Write the records out exactly as shown. No pictures.

+ + +

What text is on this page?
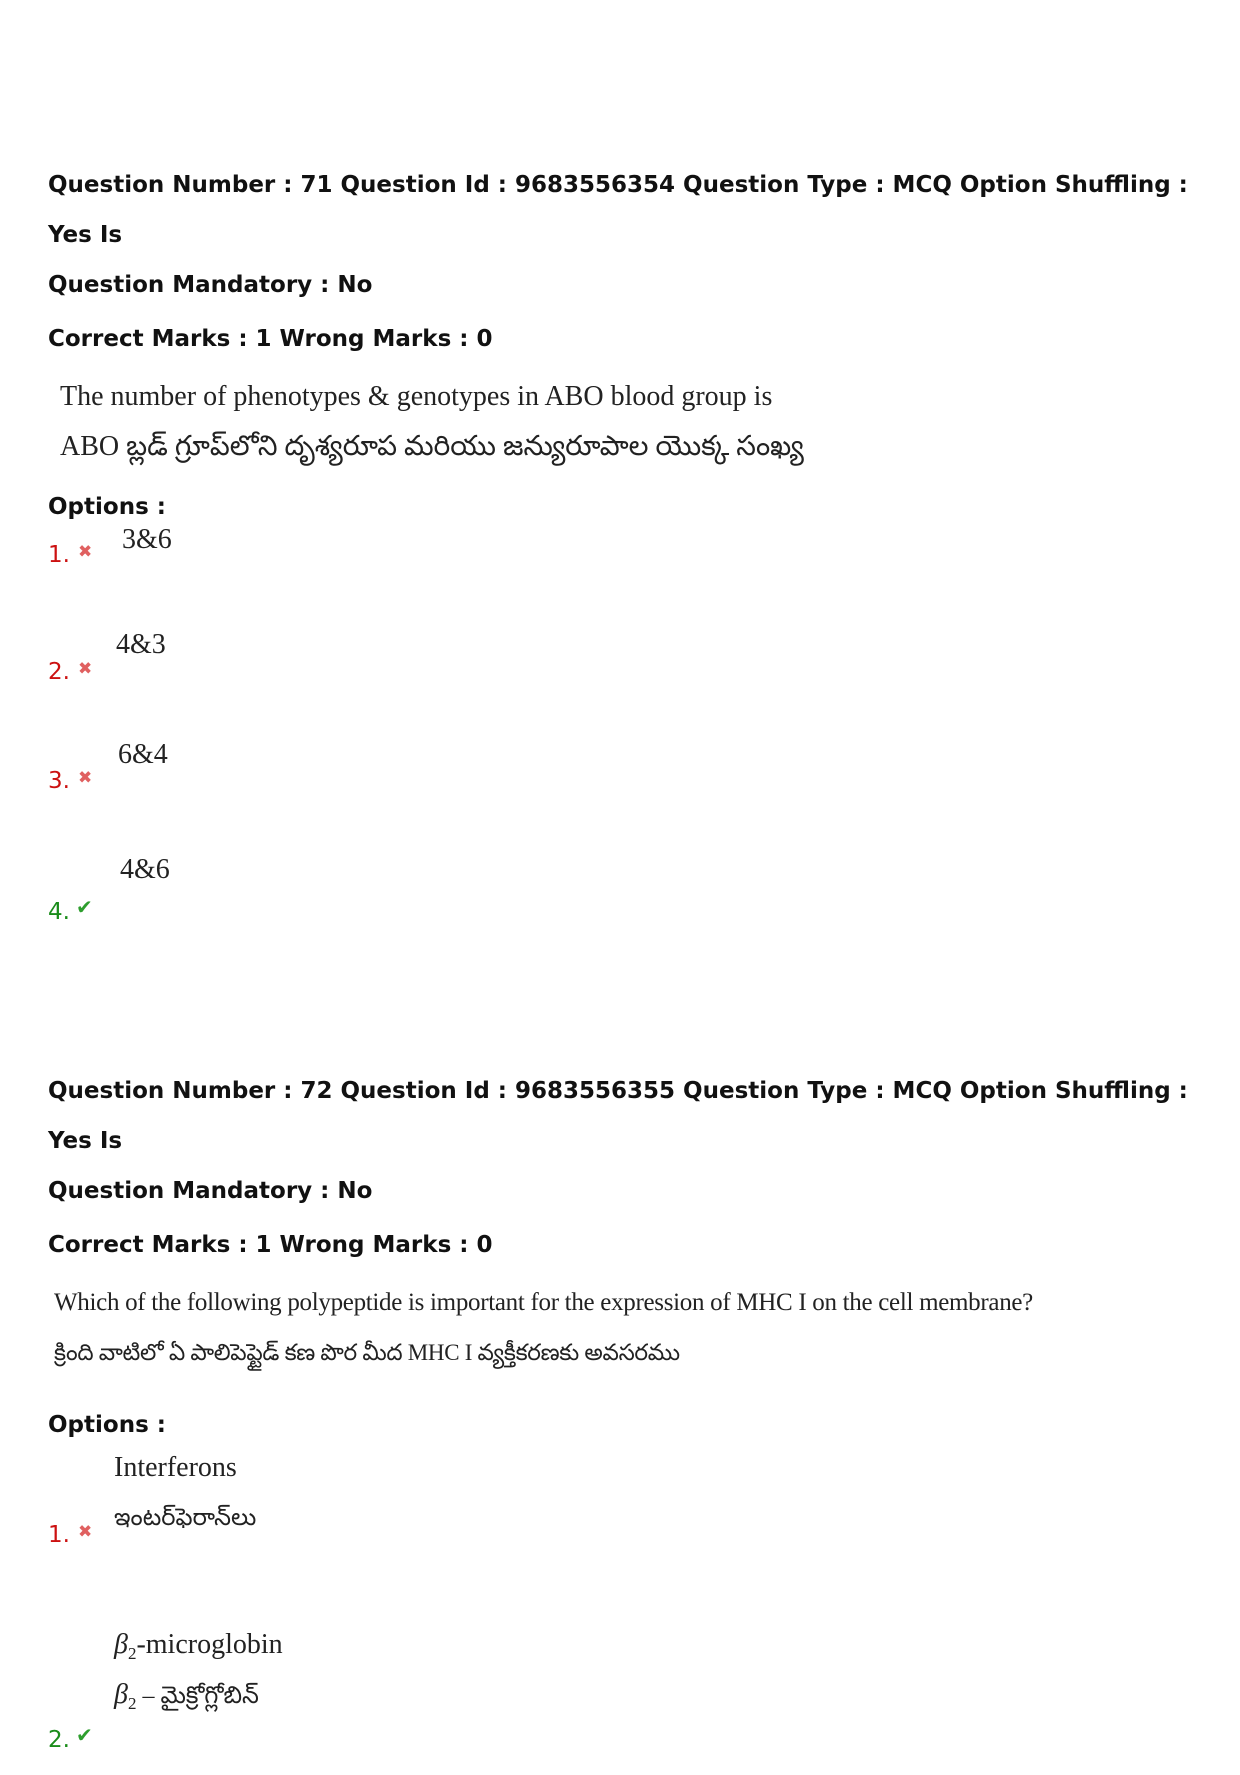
Question Number : 71 Question Id : 9683556354 Question Type : MCQ Option Shuffling : Yes Is

Question Mandatory : No

Correct Marks : 1 Wrong Marks : 0

The number of phenotypes & genotypes in ABO blood group is
ABO బ్లడ్ గ్రూప్‌లోని దృశ్యరూప మరియు జన్యురూపాల యొక్క సంఖ్య

Options :

1. ✖ 3&6
2. ✖
4&3
3. ✖
6&4
4. ✔
4&6

Question Number : 72 Question Id : 9683556355 Question Type : MCQ Option Shuffling : Yes Is

Question Mandatory : No

Correct Marks : 1 Wrong Marks : 0

Which of the following polypeptide is important for the expression of MHC I on the cell membrane?
క్రింది వాటిలో ఏ పాలిపెప్టైడ్ కణ పొర మీద MHC I వ్యక్తీకరణకు అవసరము

Options :

Interferons
ఇంటర్‌ఫెరాన్‌లు
1. ✖
$\beta_2$-microglobin
$\beta_2$ – మైక్రోగ్లోబిన్
2. ✔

+ + +

EXERCISE RESPONSE
What text is on this page?
Question Number : 71 Question Id : 9683556354 Question Type : MCQ Option Shuffling : Yes Is

Question Mandatory : No

Correct Marks : 1 Wrong Marks : 0

The number of phenotypes & genotypes in ABO blood group is
ABO బ్లడ్ గ్రూప్‌లోని దృశ్యరూప మరియు జన్యురూపాల యొక్క సంఖ్య

Options :

1. ✖ 3&6
2. ✖
4&3
3. ✖
6&4
4. ✔
4&6

Question Number : 72 Question Id : 9683556355 Question Type : MCQ Option Shuffling : Yes Is

Question Mandatory : No

Correct Marks : 1 Wrong Marks : 0

Which of the following polypeptide is important for the expression of MHC I on the cell membrane?
క్రింది వాటిలో ఏ పాలిపెప్టైడ్ కణ పొర మీద MHC I వ్యక్తీకరణకు అవసరము

Options :

Interferons
ఇంటర్‌ఫెరాన్‌లు
1. ✖
$\beta_2$-microglobin
$\beta_2$ – మైక్రోగ్లోబిన్
2. ✔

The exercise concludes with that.